# Selected passage
Content starts
Although the patterns of the median HCV RNA and ALT are clearly distinct between the groups with persistent infection and spontaneous clearance (Figure 2), there was considerable heterogeneity among individual patterns (Figures 3, 4). For instance, among individuals with spontaneous clearance, participant ID 307 had increasing HCV RNA levels up to nine months following infection but cleared infection eventually between month 12 and 18. Participant ID 635 showed spontaneous clearance with four undetectable HCV RNA assessments followed by HCV RNA recurrence 28 weeks after clearance (Figure 3). Sequencing of samples taken at enrolment and subsequent detectable HCV RNA identified HCV re-infection (recurrence with heterologous strain) in this participant. Of interest, participant ID635 had spontaneous clearance of re-infection following a single detectable HCV RNA assessment. Among those with persistent infection, participant ID 117 had two episodes of declining HCV RNA levels between months 5–8 and months 11–22 following infection, but both episodes were followed by a rebound in HCV RNA levels and progression to chronic infection. Participant ID 104 had one undetectable HCV RNA followed by HCV RNA recurrence 40 weeks after the intermittent undetectable HCV RNA (Figure 4). Sequencing of samples taken at enrolment and subsequent detectable HCV RNA identified HCV RNA intercalation (recurrence with homologous strain) in this participant.

Figure 3.

Figure 3

Longitudinal HCV RNA and ALT levels in six representative individuals with HCV spontaneous clearance.

Longitudinal HCV RNA levels (black triangles and grey shade) and ALT levels (black circles and solid line) levels in six representative individuals of individuals with HCV spontaneous clearance who had detectable HCV RNA at enrolment representing the patterns of HCV RNA and ALT levels in spontaneous HCV clearance. Dotted horizontal lines represent quantitative (<630 IU/mL) and qualitative (<10 IU/mL) limits of HCV RNA detection. Participant ID 635 experienced re-infection after spontaneous HCV clearance.

Figure 4. Longitudinal HCV RNA and ALT levels in six representative individuals with persistent HCV infection.

Figure 4

Longitudinal HCV RNA levels (black triangles and grey shade) and ALT levels (black circles and solid line) levels in six representative individuals of un-treated individuals with persistent HCV infection representing the patterns of HCV RNA and ALT levels in persistent HCV infection. Dotted horizontal lines represent quantitative (<630 IU/mL) and qualitative (<10 IU/mL) limits of HCV RNA detection. Participant ID 104 experienced HCV RNA intercalation after spontaneous HCV suppression (one undetectable qualitative HCV RNA test).
Content ends
# Dataset entries
Content starts
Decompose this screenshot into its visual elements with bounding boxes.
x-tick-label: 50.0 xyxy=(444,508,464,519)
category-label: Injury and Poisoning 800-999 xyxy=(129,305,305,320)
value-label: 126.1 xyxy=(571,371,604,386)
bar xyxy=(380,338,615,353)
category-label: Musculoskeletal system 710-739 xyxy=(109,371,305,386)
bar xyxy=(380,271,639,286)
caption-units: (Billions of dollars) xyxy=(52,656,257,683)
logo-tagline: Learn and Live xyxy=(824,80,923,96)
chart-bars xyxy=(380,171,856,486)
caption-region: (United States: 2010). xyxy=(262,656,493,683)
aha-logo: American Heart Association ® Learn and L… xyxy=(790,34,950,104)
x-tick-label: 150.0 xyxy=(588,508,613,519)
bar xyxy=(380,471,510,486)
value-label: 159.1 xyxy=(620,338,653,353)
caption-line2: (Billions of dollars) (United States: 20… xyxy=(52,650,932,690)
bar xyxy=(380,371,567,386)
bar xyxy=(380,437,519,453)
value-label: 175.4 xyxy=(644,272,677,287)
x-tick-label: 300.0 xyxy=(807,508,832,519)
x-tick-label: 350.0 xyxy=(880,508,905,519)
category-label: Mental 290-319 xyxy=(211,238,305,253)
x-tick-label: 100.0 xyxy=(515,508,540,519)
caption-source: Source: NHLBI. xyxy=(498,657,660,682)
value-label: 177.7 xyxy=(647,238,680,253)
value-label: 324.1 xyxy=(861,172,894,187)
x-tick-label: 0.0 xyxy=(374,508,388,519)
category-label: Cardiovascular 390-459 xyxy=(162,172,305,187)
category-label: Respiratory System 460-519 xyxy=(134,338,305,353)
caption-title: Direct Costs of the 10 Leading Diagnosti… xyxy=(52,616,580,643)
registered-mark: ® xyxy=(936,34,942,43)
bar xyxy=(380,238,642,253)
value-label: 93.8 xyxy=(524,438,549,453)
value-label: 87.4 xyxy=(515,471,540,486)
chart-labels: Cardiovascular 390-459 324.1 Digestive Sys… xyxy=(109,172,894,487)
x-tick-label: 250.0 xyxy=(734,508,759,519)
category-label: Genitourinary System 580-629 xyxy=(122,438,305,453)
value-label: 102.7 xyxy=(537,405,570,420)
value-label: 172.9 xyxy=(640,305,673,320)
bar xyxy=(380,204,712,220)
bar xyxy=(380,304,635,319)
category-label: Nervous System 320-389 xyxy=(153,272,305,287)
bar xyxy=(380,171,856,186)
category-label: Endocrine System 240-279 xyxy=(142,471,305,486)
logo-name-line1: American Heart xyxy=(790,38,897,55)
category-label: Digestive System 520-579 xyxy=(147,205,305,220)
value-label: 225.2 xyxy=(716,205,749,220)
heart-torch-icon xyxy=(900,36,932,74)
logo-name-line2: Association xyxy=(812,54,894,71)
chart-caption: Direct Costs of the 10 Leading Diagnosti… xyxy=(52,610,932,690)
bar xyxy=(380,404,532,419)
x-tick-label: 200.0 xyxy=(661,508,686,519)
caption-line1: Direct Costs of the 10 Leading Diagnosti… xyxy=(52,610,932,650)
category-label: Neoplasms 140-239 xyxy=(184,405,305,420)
Content ends
# What you should do
From the excerpt on hepatitis C infection patterns, extract the part starting with "Figure 4. Longitudinal" and going on through "HCV RNA test).". The rows are separate material with no connection to the excerpt on hepatitis C infection patterns.

# Written answer
Figure 4. Longitudinal HCV RNA and ALT levels in six representative individuals with persistent HCV infection.

Figure 4

Longitudinal HCV RNA levels (black triangles and grey shade) and ALT levels (black circles and solid line) levels in six representative individuals of un-treated individuals with persistent HCV infection representing the patterns of HCV RNA and ALT levels in persistent HCV infection. Dotted horizontal lines represent quantitative (<630 IU/mL) and qualitative (<10 IU/mL) limits of HCV RNA detection. Participant ID 104 experienced HCV RNA intercalation after spontaneous HCV suppression (one undetectable qualitative HCV RNA test).